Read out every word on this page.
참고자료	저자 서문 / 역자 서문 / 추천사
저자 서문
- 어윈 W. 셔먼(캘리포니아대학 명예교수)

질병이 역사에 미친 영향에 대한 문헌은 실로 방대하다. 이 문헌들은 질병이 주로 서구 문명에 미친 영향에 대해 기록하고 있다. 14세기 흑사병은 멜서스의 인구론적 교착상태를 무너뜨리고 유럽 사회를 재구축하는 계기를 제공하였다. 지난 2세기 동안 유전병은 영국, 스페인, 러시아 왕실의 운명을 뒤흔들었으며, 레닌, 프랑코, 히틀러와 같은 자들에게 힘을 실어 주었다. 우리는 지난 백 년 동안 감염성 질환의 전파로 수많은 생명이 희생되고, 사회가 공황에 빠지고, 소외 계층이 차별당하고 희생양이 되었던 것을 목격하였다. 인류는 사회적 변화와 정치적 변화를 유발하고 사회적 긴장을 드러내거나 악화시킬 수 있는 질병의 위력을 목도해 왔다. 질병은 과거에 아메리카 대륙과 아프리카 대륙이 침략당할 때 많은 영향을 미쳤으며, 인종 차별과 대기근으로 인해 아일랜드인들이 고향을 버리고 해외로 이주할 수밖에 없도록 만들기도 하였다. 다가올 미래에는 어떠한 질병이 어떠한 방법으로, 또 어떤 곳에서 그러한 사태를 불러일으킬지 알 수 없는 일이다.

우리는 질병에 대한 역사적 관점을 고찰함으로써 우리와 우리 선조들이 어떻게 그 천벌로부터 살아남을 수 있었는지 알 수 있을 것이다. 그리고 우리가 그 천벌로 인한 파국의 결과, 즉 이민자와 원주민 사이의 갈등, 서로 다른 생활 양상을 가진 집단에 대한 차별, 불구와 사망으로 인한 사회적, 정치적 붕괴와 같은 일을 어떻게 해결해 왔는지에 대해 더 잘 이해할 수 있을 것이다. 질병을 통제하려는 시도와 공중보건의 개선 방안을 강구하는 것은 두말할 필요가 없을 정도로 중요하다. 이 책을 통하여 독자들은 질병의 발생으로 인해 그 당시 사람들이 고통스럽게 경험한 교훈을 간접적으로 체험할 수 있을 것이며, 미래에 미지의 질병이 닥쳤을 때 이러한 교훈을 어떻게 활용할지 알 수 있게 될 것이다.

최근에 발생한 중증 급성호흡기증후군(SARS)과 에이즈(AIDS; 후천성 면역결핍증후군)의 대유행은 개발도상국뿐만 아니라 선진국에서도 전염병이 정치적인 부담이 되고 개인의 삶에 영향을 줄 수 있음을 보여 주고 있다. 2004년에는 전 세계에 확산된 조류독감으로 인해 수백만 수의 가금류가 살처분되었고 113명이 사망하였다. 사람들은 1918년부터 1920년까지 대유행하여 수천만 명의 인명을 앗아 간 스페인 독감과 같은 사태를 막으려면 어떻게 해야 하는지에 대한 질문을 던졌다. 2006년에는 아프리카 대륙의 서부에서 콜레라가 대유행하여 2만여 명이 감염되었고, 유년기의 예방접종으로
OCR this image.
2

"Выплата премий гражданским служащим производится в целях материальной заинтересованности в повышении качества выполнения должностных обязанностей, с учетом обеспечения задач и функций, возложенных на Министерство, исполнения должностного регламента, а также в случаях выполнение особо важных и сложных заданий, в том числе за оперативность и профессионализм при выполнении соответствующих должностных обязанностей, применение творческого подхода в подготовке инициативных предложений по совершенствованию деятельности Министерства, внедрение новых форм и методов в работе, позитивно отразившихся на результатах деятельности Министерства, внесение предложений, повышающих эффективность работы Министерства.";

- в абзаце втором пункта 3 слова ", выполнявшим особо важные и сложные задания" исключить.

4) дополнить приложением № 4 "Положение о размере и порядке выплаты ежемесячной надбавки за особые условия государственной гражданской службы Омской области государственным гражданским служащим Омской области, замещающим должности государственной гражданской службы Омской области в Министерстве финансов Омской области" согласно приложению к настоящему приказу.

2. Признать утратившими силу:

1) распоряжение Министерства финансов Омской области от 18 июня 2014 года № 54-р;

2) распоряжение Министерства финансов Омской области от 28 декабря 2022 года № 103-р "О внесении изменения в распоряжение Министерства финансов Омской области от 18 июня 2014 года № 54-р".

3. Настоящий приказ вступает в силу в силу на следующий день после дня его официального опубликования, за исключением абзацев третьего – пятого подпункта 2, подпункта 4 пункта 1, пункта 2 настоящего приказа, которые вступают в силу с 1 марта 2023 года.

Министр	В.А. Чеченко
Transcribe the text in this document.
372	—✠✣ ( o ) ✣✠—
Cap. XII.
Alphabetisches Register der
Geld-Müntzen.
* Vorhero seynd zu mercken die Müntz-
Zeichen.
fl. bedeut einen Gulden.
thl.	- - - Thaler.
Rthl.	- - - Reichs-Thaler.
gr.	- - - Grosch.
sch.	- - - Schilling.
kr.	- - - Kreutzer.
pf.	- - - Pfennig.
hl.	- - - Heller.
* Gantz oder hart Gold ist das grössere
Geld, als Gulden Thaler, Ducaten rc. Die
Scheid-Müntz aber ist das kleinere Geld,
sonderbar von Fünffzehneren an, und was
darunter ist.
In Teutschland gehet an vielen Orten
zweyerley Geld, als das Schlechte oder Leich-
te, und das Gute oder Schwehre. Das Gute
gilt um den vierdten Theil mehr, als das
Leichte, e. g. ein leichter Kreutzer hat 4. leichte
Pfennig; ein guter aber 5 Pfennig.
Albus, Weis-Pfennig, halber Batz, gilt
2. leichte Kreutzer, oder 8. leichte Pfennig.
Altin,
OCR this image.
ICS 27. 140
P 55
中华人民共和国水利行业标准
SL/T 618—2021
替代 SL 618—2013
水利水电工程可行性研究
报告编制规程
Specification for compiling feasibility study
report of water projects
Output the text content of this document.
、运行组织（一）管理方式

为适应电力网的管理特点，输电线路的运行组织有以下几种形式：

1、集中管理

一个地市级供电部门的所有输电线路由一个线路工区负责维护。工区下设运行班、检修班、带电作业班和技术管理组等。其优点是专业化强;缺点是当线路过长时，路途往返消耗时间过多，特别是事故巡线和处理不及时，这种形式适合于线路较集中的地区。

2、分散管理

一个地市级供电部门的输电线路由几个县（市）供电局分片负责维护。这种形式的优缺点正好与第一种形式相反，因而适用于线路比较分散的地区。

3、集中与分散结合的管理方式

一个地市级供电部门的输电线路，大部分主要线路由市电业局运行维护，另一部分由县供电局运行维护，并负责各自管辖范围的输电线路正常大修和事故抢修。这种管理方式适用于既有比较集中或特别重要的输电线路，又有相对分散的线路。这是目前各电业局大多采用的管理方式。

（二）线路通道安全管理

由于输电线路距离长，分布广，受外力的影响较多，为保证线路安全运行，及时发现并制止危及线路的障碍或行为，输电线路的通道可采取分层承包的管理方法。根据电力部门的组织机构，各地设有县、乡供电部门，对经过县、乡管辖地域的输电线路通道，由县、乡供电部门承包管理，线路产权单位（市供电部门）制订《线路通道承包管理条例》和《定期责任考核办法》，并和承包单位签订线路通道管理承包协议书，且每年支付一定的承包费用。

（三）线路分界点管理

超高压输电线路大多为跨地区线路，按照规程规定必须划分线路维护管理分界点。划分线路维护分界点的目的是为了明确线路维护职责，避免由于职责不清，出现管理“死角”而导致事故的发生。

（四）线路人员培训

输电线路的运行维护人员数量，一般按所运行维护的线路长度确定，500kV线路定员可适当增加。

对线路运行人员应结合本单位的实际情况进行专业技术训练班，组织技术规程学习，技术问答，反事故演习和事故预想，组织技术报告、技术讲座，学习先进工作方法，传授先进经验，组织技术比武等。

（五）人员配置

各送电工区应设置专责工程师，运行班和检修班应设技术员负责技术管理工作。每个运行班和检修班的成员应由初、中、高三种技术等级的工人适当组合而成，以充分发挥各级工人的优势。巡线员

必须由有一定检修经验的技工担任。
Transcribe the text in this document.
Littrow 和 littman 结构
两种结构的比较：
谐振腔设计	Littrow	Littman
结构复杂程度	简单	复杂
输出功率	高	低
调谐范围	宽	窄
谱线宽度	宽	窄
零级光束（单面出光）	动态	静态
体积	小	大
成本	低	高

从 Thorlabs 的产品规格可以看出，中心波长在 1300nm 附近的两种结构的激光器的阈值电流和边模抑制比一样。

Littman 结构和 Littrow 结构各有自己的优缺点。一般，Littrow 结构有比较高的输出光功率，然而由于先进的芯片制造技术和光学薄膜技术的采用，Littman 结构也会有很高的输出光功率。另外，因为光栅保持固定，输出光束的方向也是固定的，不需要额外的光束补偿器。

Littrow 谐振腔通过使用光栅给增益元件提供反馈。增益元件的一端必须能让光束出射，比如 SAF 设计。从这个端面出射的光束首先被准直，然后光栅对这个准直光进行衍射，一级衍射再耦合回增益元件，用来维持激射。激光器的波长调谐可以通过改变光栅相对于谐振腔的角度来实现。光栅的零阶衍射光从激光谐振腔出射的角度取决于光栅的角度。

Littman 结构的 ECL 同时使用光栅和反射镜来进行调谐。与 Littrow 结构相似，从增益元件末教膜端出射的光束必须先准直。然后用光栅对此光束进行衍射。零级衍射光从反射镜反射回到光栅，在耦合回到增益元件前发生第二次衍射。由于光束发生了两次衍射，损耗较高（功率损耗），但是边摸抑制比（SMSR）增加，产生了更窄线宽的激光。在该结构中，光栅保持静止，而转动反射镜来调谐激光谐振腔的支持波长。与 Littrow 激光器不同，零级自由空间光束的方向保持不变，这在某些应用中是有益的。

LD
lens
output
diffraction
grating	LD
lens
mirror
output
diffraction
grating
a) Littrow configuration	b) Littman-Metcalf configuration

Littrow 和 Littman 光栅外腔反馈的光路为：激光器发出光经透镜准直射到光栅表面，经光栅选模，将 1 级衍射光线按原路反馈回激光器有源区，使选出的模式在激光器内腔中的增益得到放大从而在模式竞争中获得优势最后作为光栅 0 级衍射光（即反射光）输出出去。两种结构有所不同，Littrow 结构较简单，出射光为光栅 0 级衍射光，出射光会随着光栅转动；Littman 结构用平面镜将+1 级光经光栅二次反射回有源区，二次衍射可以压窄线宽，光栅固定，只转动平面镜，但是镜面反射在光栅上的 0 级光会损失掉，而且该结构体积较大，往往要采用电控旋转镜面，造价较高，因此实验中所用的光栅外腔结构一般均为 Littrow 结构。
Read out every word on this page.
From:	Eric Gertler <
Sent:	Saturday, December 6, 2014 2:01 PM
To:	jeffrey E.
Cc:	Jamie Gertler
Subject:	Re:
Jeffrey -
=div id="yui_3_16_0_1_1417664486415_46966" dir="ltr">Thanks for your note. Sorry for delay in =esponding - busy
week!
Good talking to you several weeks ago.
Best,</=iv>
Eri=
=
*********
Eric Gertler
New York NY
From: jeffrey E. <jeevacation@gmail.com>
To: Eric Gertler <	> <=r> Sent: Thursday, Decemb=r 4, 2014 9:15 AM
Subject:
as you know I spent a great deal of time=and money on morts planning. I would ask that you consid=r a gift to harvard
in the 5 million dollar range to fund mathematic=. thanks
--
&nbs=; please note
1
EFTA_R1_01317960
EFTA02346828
****************
◆ PROBLEM DESCRIPTION:
Identify each line in the records above that contains the word "aber", and copy it out in full.

◆ CORRECT OUTPUT:
Scheid-Müntz aber ist das kleinere Geld,
Pfennig; ein guter aber 5 Pfennig.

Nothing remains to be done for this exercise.